» Exercise prompt
Each entry below must be repeated exactly, with pictures left out.

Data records
((

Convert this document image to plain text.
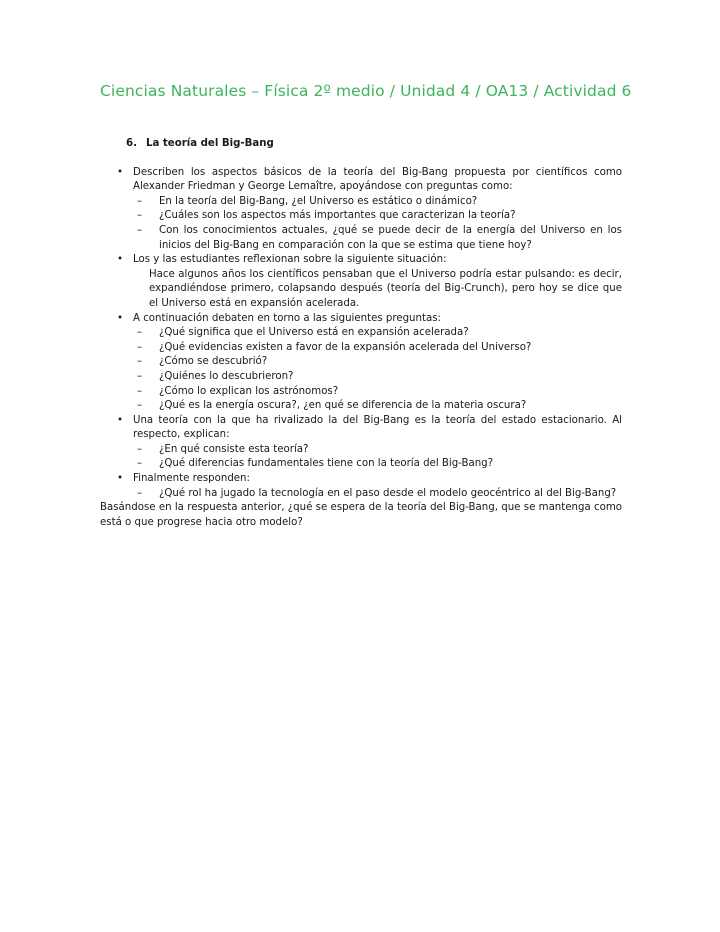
Ciencias Naturales – Física 2º medio / Unidad 4 / OA13 / Actividad 6
6. La teoría del Big-Bang
• Describen los aspectos básicos de la teoría del Big-Bang propuesta por científicos como Alexander Friedman y George Lemaître, apoyándose con preguntas como:
– En la teoría del Big-Bang, ¿el Universo es estático o dinámico?
– ¿Cuáles son los aspectos más importantes que caracterizan la teoría?
– Con los conocimientos actuales, ¿qué se puede decir de la energía del Universo en los inicios del Big-Bang en comparación con la que se estima que tiene hoy?
• Los y las estudiantes reflexionan sobre la siguiente situación:
Hace algunos años los científicos pensaban que el Universo podría estar pulsando: es decir, expandiéndose primero, colapsando después (teoría del Big-Crunch), pero hoy se dice que el Universo está en expansión acelerada.
• A continuación debaten en torno a las siguientes preguntas:
– ¿Qué significa que el Universo está en expansión acelerada?
– ¿Qué evidencias existen a favor de la expansión acelerada del Universo?
– ¿Cómo se descubrió?
– ¿Quiénes lo descubrieron?
– ¿Cómo lo explican los astrónomos?
– ¿Qué es la energía oscura?, ¿en qué se diferencia de la materia oscura?
• Una teoría con la que ha rivalizado la del Big-Bang es la teoría del estado estacionario. Al respecto, explican:
– ¿En qué consiste esta teoría?
– ¿Qué diferencias fundamentales tiene con la teoría del Big-Bang?
• Finalmente responden:
– ¿Qué rol ha jugado la tecnología en el paso desde el modelo geocéntrico al del Big-Bang?
Basándose en la respuesta anterior, ¿qué se espera de la teoría del Big-Bang, que se mantenga como está o que progrese hacia otro modelo?
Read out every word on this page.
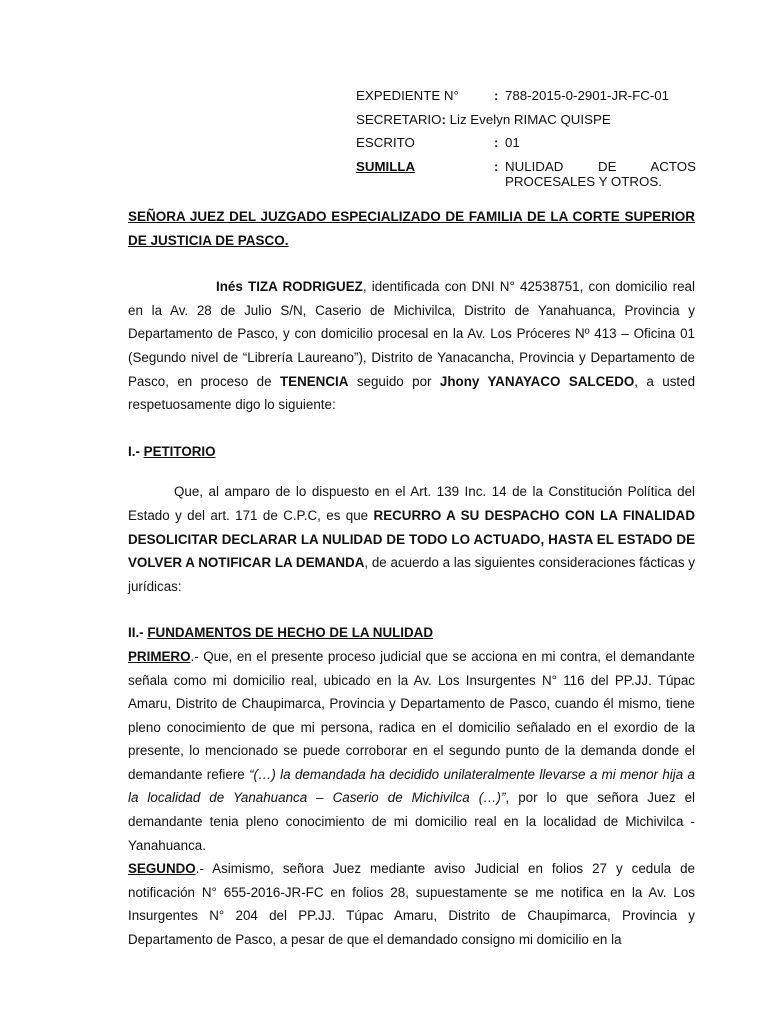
EXPEDIENTE N°	: 788-2015-0-2901-JR-FC-01
SECRETARIO :
Liz Evelyn RIMAC QUISPE
ESCRITO	: 01
SUMILLA	: NULIDAD DE ACTOS
PROCESALES Y OTROS.

SEÑORA JUEZ DEL JUZGADO ESPECIALIZADO DE FAMILIA DE LA CORTE SUPERIOR DE JUSTICIA DE PASCO.

Inés TIZA RODRIGUEZ, identificada con DNI N° 42538751, con domicilio real en la Av. 28 de Julio S/N, Caserio de Michivilca, Distrito de Yanahuanca, Provincia y Departamento de Pasco, y con domicilio procesal en la Av. Los Próceres Nº 413 – Oficina 01 (Segundo nivel de “Librería Laureano”), Distrito de Yanacancha, Provincia y Departamento de Pasco, en proceso de TENENCIA seguido por Jhony YANAYACO SALCEDO, a usted respetuosamente digo lo siguiente:

I.- PETITORIO

Que, al amparo de lo dispuesto en el Art. 139 Inc. 14 de la Constitución Política del Estado y del art. 171 de C.P.C, es que RECURRO A SU DESPACHO CON LA FINALIDAD DESOLICITAR DECLARAR LA NULIDAD DE TODO LO ACTUADO, HASTA EL ESTADO DE VOLVER A NOTIFICAR LA DEMANDA, de acuerdo a las siguientes consideraciones fácticas y jurídicas:

II.- FUNDAMENTOS DE HECHO DE LA NULIDAD

PRIMERO.- Que, en el presente proceso judicial que se acciona en mi contra, el demandante señala como mi domicilio real, ubicado en la Av. Los Insurgentes N° 116 del PP.JJ. Túpac Amaru, Distrito de Chaupimarca, Provincia y Departamento de Pasco, cuando él mismo, tiene pleno conocimiento de que mi persona, radica en el domicilio señalado en el exordio de la presente, lo mencionado se puede corroborar en el segundo punto de la demanda donde el demandante refiere “(…) la demandada ha decidido unilateralmente llevarse a mi menor hija a la localidad de Yanahuanca – Caserio de Michivilca (…)”, por lo que señora Juez el demandante tenia pleno conocimiento de mi domicilio real en la localidad de Michivilca - Yanahuanca.

SEGUNDO.- Asimismo, señora Juez mediante aviso Judicial en folios 27 y cedula de notificación N° 655-2016-JR-FC en folios 28, supuestamente se me notifica en la Av. Los Insurgentes N° 204 del PP.JJ. Túpac Amaru, Distrito de Chaupimarca, Provincia y Departamento de Pasco, a pesar de que el demandado consigno mi domicilio en la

))

» Task response
Convert this document image to plain text.
Ciencias Naturales – Física 2º medio / Unidad 4 / OA13 / Actividad 6
6. La teoría del Big-Bang
• Describen los aspectos básicos de la teoría del Big-Bang propuesta por científicos como Alexander Friedman y George Lemaître, apoyándose con preguntas como:
– En la teoría del Big-Bang, ¿el Universo es estático o dinámico?
– ¿Cuáles son los aspectos más importantes que caracterizan la teoría?
– Con los conocimientos actuales, ¿qué se puede decir de la energía del Universo en los inicios del Big-Bang en comparación con la que se estima que tiene hoy?
• Los y las estudiantes reflexionan sobre la siguiente situación:
Hace algunos años los científicos pensaban que el Universo podría estar pulsando: es decir, expandiéndose primero, colapsando después (teoría del Big-Crunch), pero hoy se dice que el Universo está en expansión acelerada.
• A continuación debaten en torno a las siguientes preguntas:
– ¿Qué significa que el Universo está en expansión acelerada?
– ¿Qué evidencias existen a favor de la expansión acelerada del Universo?
– ¿Cómo se descubrió?
– ¿Quiénes lo descubrieron?
– ¿Cómo lo explican los astrónomos?
– ¿Qué es la energía oscura?, ¿en qué se diferencia de la materia oscura?
• Una teoría con la que ha rivalizado la del Big-Bang es la teoría del estado estacionario. Al respecto, explican:
– ¿En qué consiste esta teoría?
– ¿Qué diferencias fundamentales tiene con la teoría del Big-Bang?
• Finalmente responden:
– ¿Qué rol ha jugado la tecnología en el paso desde el modelo geocéntrico al del Big-Bang?
Basándose en la respuesta anterior, ¿qué se espera de la teoría del Big-Bang, que se mantenga como está o que progrese hacia otro modelo?
Read out every word on this page.
EXPEDIENTE N°	: 788-2015-0-2901-JR-FC-01
SECRETARIO :
Liz Evelyn RIMAC QUISPE
ESCRITO	: 01
SUMILLA	: NULIDAD DE ACTOS
PROCESALES Y OTROS.

SEÑORA JUEZ DEL JUZGADO ESPECIALIZADO DE FAMILIA DE LA CORTE SUPERIOR DE JUSTICIA DE PASCO.

Inés TIZA RODRIGUEZ, identificada con DNI N° 42538751, con domicilio real en la Av. 28 de Julio S/N, Caserio de Michivilca, Distrito de Yanahuanca, Provincia y Departamento de Pasco, y con domicilio procesal en la Av. Los Próceres Nº 413 – Oficina 01 (Segundo nivel de “Librería Laureano”), Distrito de Yanacancha, Provincia y Departamento de Pasco, en proceso de TENENCIA seguido por Jhony YANAYACO SALCEDO, a usted respetuosamente digo lo siguiente:

I.- PETITORIO

Que, al amparo de lo dispuesto en el Art. 139 Inc. 14 de la Constitución Política del Estado y del art. 171 de C.P.C, es que RECURRO A SU DESPACHO CON LA FINALIDAD DESOLICITAR DECLARAR LA NULIDAD DE TODO LO ACTUADO, HASTA EL ESTADO DE VOLVER A NOTIFICAR LA DEMANDA, de acuerdo a las siguientes consideraciones fácticas y jurídicas:

II.- FUNDAMENTOS DE HECHO DE LA NULIDAD

PRIMERO.- Que, en el presente proceso judicial que se acciona en mi contra, el demandante señala como mi domicilio real, ubicado en la Av. Los Insurgentes N° 116 del PP.JJ. Túpac Amaru, Distrito de Chaupimarca, Provincia y Departamento de Pasco, cuando él mismo, tiene pleno conocimiento de que mi persona, radica en el domicilio señalado en el exordio de la presente, lo mencionado se puede corroborar en el segundo punto de la demanda donde el demandante refiere “(…) la demandada ha decidido unilateralmente llevarse a mi menor hija a la localidad de Yanahuanca – Caserio de Michivilca (…)”, por lo que señora Juez el demandante tenia pleno conocimiento de mi domicilio real en la localidad de Michivilca - Yanahuanca.

SEGUNDO.- Asimismo, señora Juez mediante aviso Judicial en folios 27 y cedula de notificación N° 655-2016-JR-FC en folios 28, supuestamente se me notifica en la Av. Los Insurgentes N° 204 del PP.JJ. Túpac Amaru, Distrito de Chaupimarca, Provincia y Departamento de Pasco, a pesar de que el demandado consigno mi domicilio en la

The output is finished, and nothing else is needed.